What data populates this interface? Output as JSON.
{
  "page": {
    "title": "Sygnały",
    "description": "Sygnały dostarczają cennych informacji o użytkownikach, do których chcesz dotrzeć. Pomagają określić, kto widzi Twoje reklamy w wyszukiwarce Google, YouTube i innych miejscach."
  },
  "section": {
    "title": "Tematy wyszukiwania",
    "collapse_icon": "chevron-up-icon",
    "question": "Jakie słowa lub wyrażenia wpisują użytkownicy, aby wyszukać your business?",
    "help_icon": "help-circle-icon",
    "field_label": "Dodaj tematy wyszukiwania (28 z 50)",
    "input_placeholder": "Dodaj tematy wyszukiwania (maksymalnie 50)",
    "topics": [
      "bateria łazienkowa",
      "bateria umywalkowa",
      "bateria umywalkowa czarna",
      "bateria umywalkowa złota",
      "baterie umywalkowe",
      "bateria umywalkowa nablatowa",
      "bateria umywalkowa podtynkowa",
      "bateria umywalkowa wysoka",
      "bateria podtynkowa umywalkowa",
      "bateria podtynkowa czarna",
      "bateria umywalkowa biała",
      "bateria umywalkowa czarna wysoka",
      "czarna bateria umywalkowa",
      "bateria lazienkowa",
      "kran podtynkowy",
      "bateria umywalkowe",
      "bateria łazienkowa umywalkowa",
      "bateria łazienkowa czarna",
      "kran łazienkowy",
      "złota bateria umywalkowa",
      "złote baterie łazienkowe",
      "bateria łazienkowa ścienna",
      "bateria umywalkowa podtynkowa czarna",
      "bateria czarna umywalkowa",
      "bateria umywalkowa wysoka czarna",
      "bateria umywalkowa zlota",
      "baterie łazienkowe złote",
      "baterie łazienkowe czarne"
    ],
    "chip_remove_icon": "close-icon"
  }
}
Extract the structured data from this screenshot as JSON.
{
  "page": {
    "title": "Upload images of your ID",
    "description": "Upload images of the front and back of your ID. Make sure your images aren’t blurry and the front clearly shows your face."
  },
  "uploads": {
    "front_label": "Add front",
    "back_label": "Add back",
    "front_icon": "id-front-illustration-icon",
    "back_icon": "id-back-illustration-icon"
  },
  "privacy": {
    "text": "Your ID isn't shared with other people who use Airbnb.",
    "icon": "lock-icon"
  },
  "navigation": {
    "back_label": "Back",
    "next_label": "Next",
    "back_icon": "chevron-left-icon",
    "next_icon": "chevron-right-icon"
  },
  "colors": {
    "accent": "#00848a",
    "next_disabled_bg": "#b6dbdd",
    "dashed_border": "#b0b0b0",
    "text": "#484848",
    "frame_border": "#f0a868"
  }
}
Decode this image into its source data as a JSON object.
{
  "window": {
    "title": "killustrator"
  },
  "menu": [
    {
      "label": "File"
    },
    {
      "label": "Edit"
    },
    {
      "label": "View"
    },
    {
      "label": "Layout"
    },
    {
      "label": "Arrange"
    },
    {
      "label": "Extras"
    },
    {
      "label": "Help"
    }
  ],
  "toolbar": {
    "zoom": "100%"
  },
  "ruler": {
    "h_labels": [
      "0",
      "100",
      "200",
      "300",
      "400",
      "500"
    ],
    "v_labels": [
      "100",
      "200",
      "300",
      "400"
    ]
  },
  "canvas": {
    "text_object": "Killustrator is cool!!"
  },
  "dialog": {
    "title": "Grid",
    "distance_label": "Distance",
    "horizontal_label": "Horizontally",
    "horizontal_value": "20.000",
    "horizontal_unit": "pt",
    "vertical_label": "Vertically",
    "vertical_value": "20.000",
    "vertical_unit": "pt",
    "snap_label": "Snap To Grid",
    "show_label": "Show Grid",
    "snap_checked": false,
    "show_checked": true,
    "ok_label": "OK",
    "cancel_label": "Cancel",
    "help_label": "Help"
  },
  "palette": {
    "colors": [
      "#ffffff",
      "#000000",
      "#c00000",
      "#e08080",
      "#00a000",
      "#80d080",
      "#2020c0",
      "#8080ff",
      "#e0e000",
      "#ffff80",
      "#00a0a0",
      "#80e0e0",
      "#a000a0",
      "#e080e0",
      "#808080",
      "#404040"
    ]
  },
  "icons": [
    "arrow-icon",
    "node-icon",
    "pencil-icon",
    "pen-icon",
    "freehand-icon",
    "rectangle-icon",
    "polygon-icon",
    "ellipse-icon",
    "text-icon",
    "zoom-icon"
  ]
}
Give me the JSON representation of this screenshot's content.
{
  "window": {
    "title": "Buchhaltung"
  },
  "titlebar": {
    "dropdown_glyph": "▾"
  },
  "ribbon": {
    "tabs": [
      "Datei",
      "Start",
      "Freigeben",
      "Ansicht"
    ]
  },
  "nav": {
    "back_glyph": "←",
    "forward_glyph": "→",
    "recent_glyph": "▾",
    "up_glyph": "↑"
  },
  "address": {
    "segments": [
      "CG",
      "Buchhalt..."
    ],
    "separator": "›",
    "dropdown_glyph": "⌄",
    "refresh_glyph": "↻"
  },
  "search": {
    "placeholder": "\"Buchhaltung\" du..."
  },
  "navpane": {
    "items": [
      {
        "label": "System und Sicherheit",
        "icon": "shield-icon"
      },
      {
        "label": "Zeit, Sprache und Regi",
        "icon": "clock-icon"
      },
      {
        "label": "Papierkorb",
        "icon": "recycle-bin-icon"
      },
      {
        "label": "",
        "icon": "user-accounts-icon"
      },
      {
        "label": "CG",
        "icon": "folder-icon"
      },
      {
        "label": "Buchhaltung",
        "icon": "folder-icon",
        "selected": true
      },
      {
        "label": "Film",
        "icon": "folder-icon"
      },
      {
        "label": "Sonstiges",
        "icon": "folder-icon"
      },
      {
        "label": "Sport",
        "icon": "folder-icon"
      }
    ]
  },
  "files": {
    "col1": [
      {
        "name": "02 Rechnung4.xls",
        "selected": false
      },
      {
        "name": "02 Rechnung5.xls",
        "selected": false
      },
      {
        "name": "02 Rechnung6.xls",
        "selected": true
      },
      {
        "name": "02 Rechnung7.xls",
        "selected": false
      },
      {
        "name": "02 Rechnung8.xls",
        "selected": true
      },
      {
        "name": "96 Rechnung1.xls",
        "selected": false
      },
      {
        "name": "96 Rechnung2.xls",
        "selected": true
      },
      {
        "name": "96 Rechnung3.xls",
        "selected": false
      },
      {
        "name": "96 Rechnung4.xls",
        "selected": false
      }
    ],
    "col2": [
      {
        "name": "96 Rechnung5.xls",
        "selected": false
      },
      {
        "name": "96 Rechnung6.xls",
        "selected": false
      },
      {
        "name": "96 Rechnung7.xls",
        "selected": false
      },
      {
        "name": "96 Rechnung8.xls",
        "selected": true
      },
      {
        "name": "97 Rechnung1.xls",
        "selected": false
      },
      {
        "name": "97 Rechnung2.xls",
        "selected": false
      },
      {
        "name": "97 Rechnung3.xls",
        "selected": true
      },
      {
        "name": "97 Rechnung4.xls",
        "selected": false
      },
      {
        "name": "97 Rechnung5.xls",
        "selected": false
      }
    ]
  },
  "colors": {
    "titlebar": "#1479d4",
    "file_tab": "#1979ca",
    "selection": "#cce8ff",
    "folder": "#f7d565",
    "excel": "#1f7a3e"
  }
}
◆ ◆ ◆ ◆ ◆ ◆ ◆
SET EXERCISE: Copy the records above exactly as they appear.

ANSWER BELOW:
What data populates this interface? Output as JSON.
{
  "page": {
    "title": "Sygnały",
    "description": "Sygnały dostarczają cennych informacji o użytkownikach, do których chcesz dotrzeć. Pomagają określić, kto widzi Twoje reklamy w wyszukiwarce Google, YouTube i innych miejscach."
  },
  "section": {
    "title": "Tematy wyszukiwania",
    "collapse_icon": "chevron-up-icon",
    "question": "Jakie słowa lub wyrażenia wpisują użytkownicy, aby wyszukać your business?",
    "help_icon": "help-circle-icon",
    "field_label": "Dodaj tematy wyszukiwania (28 z 50)",
    "input_placeholder": "Dodaj tematy wyszukiwania (maksymalnie 50)",
    "topics": [
      "bateria łazienkowa",
      "bateria umywalkowa",
      "bateria umywalkowa czarna",
      "bateria umywalkowa złota",
      "baterie umywalkowe",
      "bateria umywalkowa nablatowa",
      "bateria umywalkowa podtynkowa",
      "bateria umywalkowa wysoka",
      "bateria podtynkowa umywalkowa",
      "bateria podtynkowa czarna",
      "bateria umywalkowa biała",
      "bateria umywalkowa czarna wysoka",
      "czarna bateria umywalkowa",
      "bateria lazienkowa",
      "kran podtynkowy",
      "bateria umywalkowe",
      "bateria łazienkowa umywalkowa",
      "bateria łazienkowa czarna",
      "kran łazienkowy",
      "złota bateria umywalkowa",
      "złote baterie łazienkowe",
      "bateria łazienkowa ścienna",
      "bateria umywalkowa podtynkowa czarna",
      "bateria czarna umywalkowa",
      "bateria umywalkowa wysoka czarna",
      "bateria umywalkowa zlota",
      "baterie łazienkowe złote",
      "baterie łazienkowe czarne"
    ],
    "chip_remove_icon": "close-icon"
  }
}
Extract the structured data from this screenshot as JSON.
{
  "page": {
    "title": "Upload images of your ID",
    "description": "Upload images of the front and back of your ID. Make sure your images aren’t blurry and the front clearly shows your face."
  },
  "uploads": {
    "front_label": "Add front",
    "back_label": "Add back",
    "front_icon": "id-front-illustration-icon",
    "back_icon": "id-back-illustration-icon"
  },
  "privacy": {
    "text": "Your ID isn't shared with other people who use Airbnb.",
    "icon": "lock-icon"
  },
  "navigation": {
    "back_label": "Back",
    "next_label": "Next",
    "back_icon": "chevron-left-icon",
    "next_icon": "chevron-right-icon"
  },
  "colors": {
    "accent": "#00848a",
    "next_disabled_bg": "#b6dbdd",
    "dashed_border": "#b0b0b0",
    "text": "#484848",
    "frame_border": "#f0a868"
  }
}
Decode this image into its source data as a JSON object.
{
  "window": {
    "title": "killustrator"
  },
  "menu": [
    {
      "label": "File"
    },
    {
      "label": "Edit"
    },
    {
      "label": "View"
    },
    {
      "label": "Layout"
    },
    {
      "label": "Arrange"
    },
    {
      "label": "Extras"
    },
    {
      "label": "Help"
    }
  ],
  "toolbar": {
    "zoom": "100%"
  },
  "ruler": {
    "h_labels": [
      "0",
      "100",
      "200",
      "300",
      "400",
      "500"
    ],
    "v_labels": [
      "100",
      "200",
      "300",
      "400"
    ]
  },
  "canvas": {
    "text_object": "Killustrator is cool!!"
  },
  "dialog": {
    "title": "Grid",
    "distance_label": "Distance",
    "horizontal_label": "Horizontally",
    "horizontal_value": "20.000",
    "horizontal_unit": "pt",
    "vertical_label": "Vertically",
    "vertical_value": "20.000",
    "vertical_unit": "pt",
    "snap_label": "Snap To Grid",
    "show_label": "Show Grid",
    "snap_checked": false,
    "show_checked": true,
    "ok_label": "OK",
    "cancel_label": "Cancel",
    "help_label": "Help"
  },
  "palette": {
    "colors": [
      "#ffffff",
      "#000000",
      "#c00000",
      "#e08080",
      "#00a000",
      "#80d080",
      "#2020c0",
      "#8080ff",
      "#e0e000",
      "#ffff80",
      "#00a0a0",
      "#80e0e0",
      "#a000a0",
      "#e080e0",
      "#808080",
      "#404040"
    ]
  },
  "icons": [
    "arrow-icon",
    "node-icon",
    "pencil-icon",
    "pen-icon",
    "freehand-icon",
    "rectangle-icon",
    "polygon-icon",
    "ellipse-icon",
    "text-icon",
    "zoom-icon"
  ]
}
Give me the JSON representation of this screenshot's content.
{
  "window": {
    "title": "Buchhaltung"
  },
  "titlebar": {
    "dropdown_glyph": "▾"
  },
  "ribbon": {
    "tabs": [
      "Datei",
      "Start",
      "Freigeben",
      "Ansicht"
    ]
  },
  "nav": {
    "back_glyph": "←",
    "forward_glyph": "→",
    "recent_glyph": "▾",
    "up_glyph": "↑"
  },
  "address": {
    "segments": [
      "CG",
      "Buchhalt..."
    ],
    "separator": "›",
    "dropdown_glyph": "⌄",
    "refresh_glyph": "↻"
  },
  "search": {
    "placeholder": "\"Buchhaltung\" du..."
  },
  "navpane": {
    "items": [
      {
        "label": "System und Sicherheit",
        "icon": "shield-icon"
      },
      {
        "label": "Zeit, Sprache und Regi",
        "icon": "clock-icon"
      },
      {
        "label": "Papierkorb",
        "icon": "recycle-bin-icon"
      },
      {
        "label": "",
        "icon": "user-accounts-icon"
      },
      {
        "label": "CG",
        "icon": "folder-icon"
      },
      {
        "label": "Buchhaltung",
        "icon": "folder-icon",
        "selected": true
      },
      {
        "label": "Film",
        "icon": "folder-icon"
      },
      {
        "label": "Sonstiges",
        "icon": "folder-icon"
      },
      {
        "label": "Sport",
        "icon": "folder-icon"
      }
    ]
  },
  "files": {
    "col1": [
      {
        "name": "02 Rechnung4.xls",
        "selected": false
      },
      {
        "name": "02 Rechnung5.xls",
        "selected": false
      },
      {
        "name": "02 Rechnung6.xls",
        "selected": true
      },
      {
        "name": "02 Rechnung7.xls",
        "selected": false
      },
      {
        "name": "02 Rechnung8.xls",
        "selected": true
      },
      {
        "name": "96 Rechnung1.xls",
        "selected": false
      },
      {
        "name": "96 Rechnung2.xls",
        "selected": true
      },
      {
        "name": "96 Rechnung3.xls",
        "selected": false
      },
      {
        "name": "96 Rechnung4.xls",
        "selected": false
      }
    ],
    "col2": [
      {
        "name": "96 Rechnung5.xls",
        "selected": false
      },
      {
        "name": "96 Rechnung6.xls",
        "selected": false
      },
      {
        "name": "96 Rechnung7.xls",
        "selected": false
      },
      {
        "name": "96 Rechnung8.xls",
        "selected": true
      },
      {
        "name": "97 Rechnung1.xls",
        "selected": false
      },
      {
        "name": "97 Rechnung2.xls",
        "selected": false
      },
      {
        "name": "97 Rechnung3.xls",
        "selected": true
      },
      {
        "name": "97 Rechnung4.xls",
        "selected": false
      },
      {
        "name": "97 Rechnung5.xls",
        "selected": false
      }
    ]
  },
  "colors": {
    "titlebar": "#1479d4",
    "file_tab": "#1979ca",
    "selection": "#cce8ff",
    "folder": "#f7d565",
    "excel": "#1f7a3e"
  }
}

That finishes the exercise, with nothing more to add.